◆ **WHAT YOU SHOULD DO**: Extract the full set of records that follows, word for word.

◆ **GIVEN RECORDS**:

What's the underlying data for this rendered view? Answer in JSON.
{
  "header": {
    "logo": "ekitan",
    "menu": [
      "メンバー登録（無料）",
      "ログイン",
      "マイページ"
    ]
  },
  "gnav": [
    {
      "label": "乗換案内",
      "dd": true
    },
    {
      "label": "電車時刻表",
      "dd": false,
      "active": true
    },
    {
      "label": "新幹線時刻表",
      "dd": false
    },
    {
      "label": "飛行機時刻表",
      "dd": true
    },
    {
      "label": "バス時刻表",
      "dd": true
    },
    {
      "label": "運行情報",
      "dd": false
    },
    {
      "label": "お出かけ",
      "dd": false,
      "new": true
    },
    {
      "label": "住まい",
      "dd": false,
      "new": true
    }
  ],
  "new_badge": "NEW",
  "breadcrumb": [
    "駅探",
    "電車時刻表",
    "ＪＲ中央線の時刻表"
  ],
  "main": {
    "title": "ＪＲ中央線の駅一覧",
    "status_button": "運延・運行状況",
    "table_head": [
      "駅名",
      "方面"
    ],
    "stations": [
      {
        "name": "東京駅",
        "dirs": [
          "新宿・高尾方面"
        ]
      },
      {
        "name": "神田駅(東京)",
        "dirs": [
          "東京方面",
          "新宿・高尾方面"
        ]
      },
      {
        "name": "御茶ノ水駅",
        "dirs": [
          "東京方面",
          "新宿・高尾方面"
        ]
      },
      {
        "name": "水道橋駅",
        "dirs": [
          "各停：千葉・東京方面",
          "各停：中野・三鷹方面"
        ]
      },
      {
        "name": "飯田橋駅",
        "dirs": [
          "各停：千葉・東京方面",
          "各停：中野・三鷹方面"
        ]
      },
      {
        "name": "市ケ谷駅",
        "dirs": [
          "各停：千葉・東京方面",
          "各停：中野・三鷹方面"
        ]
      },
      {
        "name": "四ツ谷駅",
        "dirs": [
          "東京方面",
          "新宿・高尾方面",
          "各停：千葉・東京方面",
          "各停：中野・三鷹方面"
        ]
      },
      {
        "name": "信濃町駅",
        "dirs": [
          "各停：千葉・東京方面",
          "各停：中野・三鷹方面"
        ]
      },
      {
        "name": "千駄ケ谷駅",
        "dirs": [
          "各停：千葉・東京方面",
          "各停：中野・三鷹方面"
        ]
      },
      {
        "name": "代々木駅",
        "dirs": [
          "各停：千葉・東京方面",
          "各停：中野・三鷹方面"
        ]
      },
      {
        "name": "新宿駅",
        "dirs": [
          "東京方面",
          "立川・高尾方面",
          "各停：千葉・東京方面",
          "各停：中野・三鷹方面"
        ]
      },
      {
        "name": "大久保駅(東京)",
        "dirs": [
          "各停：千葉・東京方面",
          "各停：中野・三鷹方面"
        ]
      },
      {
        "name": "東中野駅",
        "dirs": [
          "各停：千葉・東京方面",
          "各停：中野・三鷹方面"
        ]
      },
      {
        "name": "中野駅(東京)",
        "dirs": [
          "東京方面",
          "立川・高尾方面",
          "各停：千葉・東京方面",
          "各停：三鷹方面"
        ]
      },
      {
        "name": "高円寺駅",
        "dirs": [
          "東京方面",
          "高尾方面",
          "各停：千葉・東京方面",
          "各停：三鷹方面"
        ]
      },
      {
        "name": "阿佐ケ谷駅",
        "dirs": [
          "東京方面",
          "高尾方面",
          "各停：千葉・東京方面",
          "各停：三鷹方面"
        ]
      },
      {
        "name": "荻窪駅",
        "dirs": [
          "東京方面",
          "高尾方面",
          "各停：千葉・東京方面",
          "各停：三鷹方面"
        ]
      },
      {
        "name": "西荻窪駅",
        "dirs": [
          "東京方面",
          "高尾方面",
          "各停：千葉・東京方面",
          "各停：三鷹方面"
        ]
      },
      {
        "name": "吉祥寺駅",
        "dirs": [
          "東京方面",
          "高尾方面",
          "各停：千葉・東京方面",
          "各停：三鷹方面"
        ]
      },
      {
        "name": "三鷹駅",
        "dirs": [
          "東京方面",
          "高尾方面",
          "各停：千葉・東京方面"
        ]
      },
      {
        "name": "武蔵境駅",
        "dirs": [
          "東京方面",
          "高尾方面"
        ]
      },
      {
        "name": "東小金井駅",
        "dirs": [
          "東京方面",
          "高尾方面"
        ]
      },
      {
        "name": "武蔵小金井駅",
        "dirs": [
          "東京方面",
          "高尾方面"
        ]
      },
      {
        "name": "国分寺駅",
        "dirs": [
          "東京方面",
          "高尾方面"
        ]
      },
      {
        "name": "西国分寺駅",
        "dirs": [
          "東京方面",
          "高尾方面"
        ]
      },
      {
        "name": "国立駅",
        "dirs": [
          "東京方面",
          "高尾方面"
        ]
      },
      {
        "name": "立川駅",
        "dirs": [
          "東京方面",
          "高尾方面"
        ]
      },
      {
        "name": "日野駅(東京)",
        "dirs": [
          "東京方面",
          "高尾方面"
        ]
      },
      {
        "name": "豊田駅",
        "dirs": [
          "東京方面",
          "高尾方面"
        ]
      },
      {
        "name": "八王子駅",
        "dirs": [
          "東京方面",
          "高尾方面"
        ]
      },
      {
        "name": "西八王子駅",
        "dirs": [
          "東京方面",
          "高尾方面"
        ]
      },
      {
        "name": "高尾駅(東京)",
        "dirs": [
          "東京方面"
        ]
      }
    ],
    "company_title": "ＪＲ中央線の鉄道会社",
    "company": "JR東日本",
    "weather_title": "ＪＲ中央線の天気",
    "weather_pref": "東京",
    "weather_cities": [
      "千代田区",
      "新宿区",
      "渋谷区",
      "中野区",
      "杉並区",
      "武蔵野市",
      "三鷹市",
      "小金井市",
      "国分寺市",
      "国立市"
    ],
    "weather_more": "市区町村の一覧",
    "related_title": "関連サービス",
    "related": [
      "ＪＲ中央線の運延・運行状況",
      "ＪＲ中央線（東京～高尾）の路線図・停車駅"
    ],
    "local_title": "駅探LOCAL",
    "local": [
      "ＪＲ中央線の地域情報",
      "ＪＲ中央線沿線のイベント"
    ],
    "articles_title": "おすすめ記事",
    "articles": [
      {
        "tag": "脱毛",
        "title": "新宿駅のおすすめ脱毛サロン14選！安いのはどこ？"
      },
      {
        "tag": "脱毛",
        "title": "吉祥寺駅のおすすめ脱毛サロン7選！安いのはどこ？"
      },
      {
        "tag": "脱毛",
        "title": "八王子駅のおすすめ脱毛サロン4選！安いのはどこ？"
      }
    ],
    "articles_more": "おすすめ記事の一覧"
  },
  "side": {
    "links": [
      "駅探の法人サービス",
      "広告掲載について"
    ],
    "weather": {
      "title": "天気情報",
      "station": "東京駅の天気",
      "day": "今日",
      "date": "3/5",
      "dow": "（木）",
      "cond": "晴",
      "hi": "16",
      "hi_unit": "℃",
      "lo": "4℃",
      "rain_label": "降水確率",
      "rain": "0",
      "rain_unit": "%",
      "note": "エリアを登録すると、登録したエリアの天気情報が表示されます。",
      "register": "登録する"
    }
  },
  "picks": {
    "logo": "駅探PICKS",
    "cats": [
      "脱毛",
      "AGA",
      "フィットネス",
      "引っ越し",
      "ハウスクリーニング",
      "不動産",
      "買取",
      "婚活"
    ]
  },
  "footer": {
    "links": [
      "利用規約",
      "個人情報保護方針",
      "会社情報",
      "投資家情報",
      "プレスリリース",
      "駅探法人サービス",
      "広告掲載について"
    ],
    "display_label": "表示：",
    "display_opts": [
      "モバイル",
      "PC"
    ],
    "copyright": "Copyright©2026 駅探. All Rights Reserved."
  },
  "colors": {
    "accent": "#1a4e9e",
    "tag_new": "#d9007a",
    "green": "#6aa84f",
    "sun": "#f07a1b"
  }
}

◆ **REPLY TO THE TASK**:
What's the underlying data for this rendered view? Answer in JSON.
{
  "header": {
    "logo": "ekitan",
    "menu": [
      "メンバー登録（無料）",
      "ログイン",
      "マイページ"
    ]
  },
  "gnav": [
    {
      "label": "乗換案内",
      "dd": true
    },
    {
      "label": "電車時刻表",
      "dd": false,
      "active": true
    },
    {
      "label": "新幹線時刻表",
      "dd": false
    },
    {
      "label": "飛行機時刻表",
      "dd": true
    },
    {
      "label": "バス時刻表",
      "dd": true
    },
    {
      "label": "運行情報",
      "dd": false
    },
    {
      "label": "お出かけ",
      "dd": false,
      "new": true
    },
    {
      "label": "住まい",
      "dd": false,
      "new": true
    }
  ],
  "new_badge": "NEW",
  "breadcrumb": [
    "駅探",
    "電車時刻表",
    "ＪＲ中央線の時刻表"
  ],
  "main": {
    "title": "ＪＲ中央線の駅一覧",
    "status_button": "運延・運行状況",
    "table_head": [
      "駅名",
      "方面"
    ],
    "stations": [
      {
        "name": "東京駅",
        "dirs": [
          "新宿・高尾方面"
        ]
      },
      {
        "name": "神田駅(東京)",
        "dirs": [
          "東京方面",
          "新宿・高尾方面"
        ]
      },
      {
        "name": "御茶ノ水駅",
        "dirs": [
          "東京方面",
          "新宿・高尾方面"
        ]
      },
      {
        "name": "水道橋駅",
        "dirs": [
          "各停：千葉・東京方面",
          "各停：中野・三鷹方面"
        ]
      },
      {
        "name": "飯田橋駅",
        "dirs": [
          "各停：千葉・東京方面",
          "各停：中野・三鷹方面"
        ]
      },
      {
        "name": "市ケ谷駅",
        "dirs": [
          "各停：千葉・東京方面",
          "各停：中野・三鷹方面"
        ]
      },
      {
        "name": "四ツ谷駅",
        "dirs": [
          "東京方面",
          "新宿・高尾方面",
          "各停：千葉・東京方面",
          "各停：中野・三鷹方面"
        ]
      },
      {
        "name": "信濃町駅",
        "dirs": [
          "各停：千葉・東京方面",
          "各停：中野・三鷹方面"
        ]
      },
      {
        "name": "千駄ケ谷駅",
        "dirs": [
          "各停：千葉・東京方面",
          "各停：中野・三鷹方面"
        ]
      },
      {
        "name": "代々木駅",
        "dirs": [
          "各停：千葉・東京方面",
          "各停：中野・三鷹方面"
        ]
      },
      {
        "name": "新宿駅",
        "dirs": [
          "東京方面",
          "立川・高尾方面",
          "各停：千葉・東京方面",
          "各停：中野・三鷹方面"
        ]
      },
      {
        "name": "大久保駅(東京)",
        "dirs": [
          "各停：千葉・東京方面",
          "各停：中野・三鷹方面"
        ]
      },
      {
        "name": "東中野駅",
        "dirs": [
          "各停：千葉・東京方面",
          "各停：中野・三鷹方面"
        ]
      },
      {
        "name": "中野駅(東京)",
        "dirs": [
          "東京方面",
          "立川・高尾方面",
          "各停：千葉・東京方面",
          "各停：三鷹方面"
        ]
      },
      {
        "name": "高円寺駅",
        "dirs": [
          "東京方面",
          "高尾方面",
          "各停：千葉・東京方面",
          "各停：三鷹方面"
        ]
      },
      {
        "name": "阿佐ケ谷駅",
        "dirs": [
          "東京方面",
          "高尾方面",
          "各停：千葉・東京方面",
          "各停：三鷹方面"
        ]
      },
      {
        "name": "荻窪駅",
        "dirs": [
          "東京方面",
          "高尾方面",
          "各停：千葉・東京方面",
          "各停：三鷹方面"
        ]
      },
      {
        "name": "西荻窪駅",
        "dirs": [
          "東京方面",
          "高尾方面",
          "各停：千葉・東京方面",
          "各停：三鷹方面"
        ]
      },
      {
        "name": "吉祥寺駅",
        "dirs": [
          "東京方面",
          "高尾方面",
          "各停：千葉・東京方面",
          "各停：三鷹方面"
        ]
      },
      {
        "name": "三鷹駅",
        "dirs": [
          "東京方面",
          "高尾方面",
          "各停：千葉・東京方面"
        ]
      },
      {
        "name": "武蔵境駅",
        "dirs": [
          "東京方面",
          "高尾方面"
        ]
      },
      {
        "name": "東小金井駅",
        "dirs": [
          "東京方面",
          "高尾方面"
        ]
      },
      {
        "name": "武蔵小金井駅",
        "dirs": [
          "東京方面",
          "高尾方面"
        ]
      },
      {
        "name": "国分寺駅",
        "dirs": [
          "東京方面",
          "高尾方面"
        ]
      },
      {
        "name": "西国分寺駅",
        "dirs": [
          "東京方面",
          "高尾方面"
        ]
      },
      {
        "name": "国立駅",
        "dirs": [
          "東京方面",
          "高尾方面"
        ]
      },
      {
        "name": "立川駅",
        "dirs": [
          "東京方面",
          "高尾方面"
        ]
      },
      {
        "name": "日野駅(東京)",
        "dirs": [
          "東京方面",
          "高尾方面"
        ]
      },
      {
        "name": "豊田駅",
        "dirs": [
          "東京方面",
          "高尾方面"
        ]
      },
      {
        "name": "八王子駅",
        "dirs": [
          "東京方面",
          "高尾方面"
        ]
      },
      {
        "name": "西八王子駅",
        "dirs": [
          "東京方面",
          "高尾方面"
        ]
      },
      {
        "name": "高尾駅(東京)",
        "dirs": [
          "東京方面"
        ]
      }
    ],
    "company_title": "ＪＲ中央線の鉄道会社",
    "company": "JR東日本",
    "weather_title": "ＪＲ中央線の天気",
    "weather_pref": "東京",
    "weather_cities": [
      "千代田区",
      "新宿区",
      "渋谷区",
      "中野区",
      "杉並区",
      "武蔵野市",
      "三鷹市",
      "小金井市",
      "国分寺市",
      "国立市"
    ],
    "weather_more": "市区町村の一覧",
    "related_title": "関連サービス",
    "related": [
      "ＪＲ中央線の運延・運行状況",
      "ＪＲ中央線（東京～高尾）の路線図・停車駅"
    ],
    "local_title": "駅探LOCAL",
    "local": [
      "ＪＲ中央線の地域情報",
      "ＪＲ中央線沿線のイベント"
    ],
    "articles_title": "おすすめ記事",
    "articles": [
      {
        "tag": "脱毛",
        "title": "新宿駅のおすすめ脱毛サロン14選！安いのはどこ？"
      },
      {
        "tag": "脱毛",
        "title": "吉祥寺駅のおすすめ脱毛サロン7選！安いのはどこ？"
      },
      {
        "tag": "脱毛",
        "title": "八王子駅のおすすめ脱毛サロン4選！安いのはどこ？"
      }
    ],
    "articles_more": "おすすめ記事の一覧"
  },
  "side": {
    "links": [
      "駅探の法人サービス",
      "広告掲載について"
    ],
    "weather": {
      "title": "天気情報",
      "station": "東京駅の天気",
      "day": "今日",
      "date": "3/5",
      "dow": "（木）",
      "cond": "晴",
      "hi": "16",
      "hi_unit": "℃",
      "lo": "4℃",
      "rain_label": "降水確率",
      "rain": "0",
      "rain_unit": "%",
      "note": "エリアを登録すると、登録したエリアの天気情報が表示されます。",
      "register": "登録する"
    }
  },
  "picks": {
    "logo": "駅探PICKS",
    "cats": [
      "脱毛",
      "AGA",
      "フィットネス",
      "引っ越し",
      "ハウスクリーニング",
      "不動産",
      "買取",
      "婚活"
    ]
  },
  "footer": {
    "links": [
      "利用規約",
      "個人情報保護方針",
      "会社情報",
      "投資家情報",
      "プレスリリース",
      "駅探法人サービス",
      "広告掲載について"
    ],
    "display_label": "表示：",
    "display_opts": [
      "モバイル",
      "PC"
    ],
    "copyright": "Copyright©2026 駅探. All Rights Reserved."
  },
  "colors": {
    "accent": "#1a4e9e",
    "tag_new": "#d9007a",
    "green": "#6aa84f",
    "sun": "#f07a1b"
  }
}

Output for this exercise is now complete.